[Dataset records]

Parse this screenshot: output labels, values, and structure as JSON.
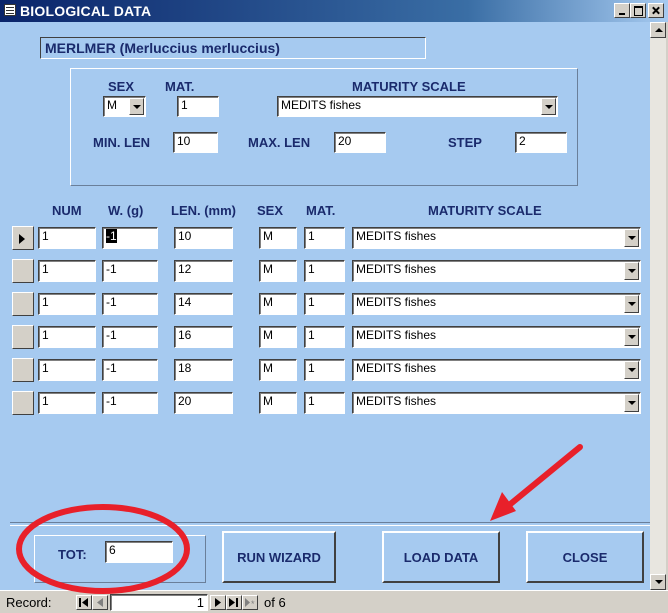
{
  "window": {
    "title": "BIOLOGICAL DATA"
  },
  "species": "MERLMER (Merluccius merluccius)",
  "header": {
    "sex_label": "SEX",
    "mat_label": "MAT.",
    "scale_label": "MATURITY SCALE",
    "sex_value": "M",
    "mat_value": "1",
    "scale_value": "MEDITS fishes",
    "min_len_label": "MIN. LEN",
    "min_len_value": "10",
    "max_len_label": "MAX. LEN",
    "max_len_value": "20",
    "step_label": "STEP",
    "step_value": "2"
  },
  "columns": {
    "num": "NUM",
    "weight": "W. (g)",
    "len": "LEN. (mm)",
    "sex": "SEX",
    "mat": "MAT.",
    "scale": "MATURITY SCALE"
  },
  "rows": [
    {
      "num": "1",
      "w": "-1",
      "len": "10",
      "sex": "M",
      "mat": "1",
      "scale": "MEDITS fishes"
    },
    {
      "num": "1",
      "w": "-1",
      "len": "12",
      "sex": "M",
      "mat": "1",
      "scale": "MEDITS fishes"
    },
    {
      "num": "1",
      "w": "-1",
      "len": "14",
      "sex": "M",
      "mat": "1",
      "scale": "MEDITS fishes"
    },
    {
      "num": "1",
      "w": "-1",
      "len": "16",
      "sex": "M",
      "mat": "1",
      "scale": "MEDITS fishes"
    },
    {
      "num": "1",
      "w": "-1",
      "len": "18",
      "sex": "M",
      "mat": "1",
      "scale": "MEDITS fishes"
    },
    {
      "num": "1",
      "w": "-1",
      "len": "20",
      "sex": "M",
      "mat": "1",
      "scale": "MEDITS fishes"
    }
  ],
  "footer": {
    "tot_label": "TOT:",
    "tot_value": "6",
    "run_wizard": "RUN WIZARD",
    "load_data": "LOAD DATA",
    "close": "CLOSE"
  },
  "record_nav": {
    "label": "Record:",
    "current": "1",
    "of_text": "of 6"
  },
  "colors": {
    "form_bg": "#a6caf0",
    "label_text": "#1a2a6c",
    "annotation_red": "#e8202a"
  }
}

Problem description: The pictures should not appear in the copy; every other part of the records above must be returned exactly.

Result:
Parse this screenshot: output labels, values, and structure as JSON.
{
  "window": {
    "title": "BIOLOGICAL DATA"
  },
  "species": "MERLMER (Merluccius merluccius)",
  "header": {
    "sex_label": "SEX",
    "mat_label": "MAT.",
    "scale_label": "MATURITY SCALE",
    "sex_value": "M",
    "mat_value": "1",
    "scale_value": "MEDITS fishes",
    "min_len_label": "MIN. LEN",
    "min_len_value": "10",
    "max_len_label": "MAX. LEN",
    "max_len_value": "20",
    "step_label": "STEP",
    "step_value": "2"
  },
  "columns": {
    "num": "NUM",
    "weight": "W. (g)",
    "len": "LEN. (mm)",
    "sex": "SEX",
    "mat": "MAT.",
    "scale": "MATURITY SCALE"
  },
  "rows": [
    {
      "num": "1",
      "w": "-1",
      "len": "10",
      "sex": "M",
      "mat": "1",
      "scale": "MEDITS fishes"
    },
    {
      "num": "1",
      "w": "-1",
      "len": "12",
      "sex": "M",
      "mat": "1",
      "scale": "MEDITS fishes"
    },
    {
      "num": "1",
      "w": "-1",
      "len": "14",
      "sex": "M",
      "mat": "1",
      "scale": "MEDITS fishes"
    },
    {
      "num": "1",
      "w": "-1",
      "len": "16",
      "sex": "M",
      "mat": "1",
      "scale": "MEDITS fishes"
    },
    {
      "num": "1",
      "w": "-1",
      "len": "18",
      "sex": "M",
      "mat": "1",
      "scale": "MEDITS fishes"
    },
    {
      "num": "1",
      "w": "-1",
      "len": "20",
      "sex": "M",
      "mat": "1",
      "scale": "MEDITS fishes"
    }
  ],
  "footer": {
    "tot_label": "TOT:",
    "tot_value": "6",
    "run_wizard": "RUN WIZARD",
    "load_data": "LOAD DATA",
    "close": "CLOSE"
  },
  "record_nav": {
    "label": "Record:",
    "current": "1",
    "of_text": "of 6"
  },
  "colors": {
    "form_bg": "#a6caf0",
    "label_text": "#1a2a6c",
    "annotation_red": "#e8202a"
  }
}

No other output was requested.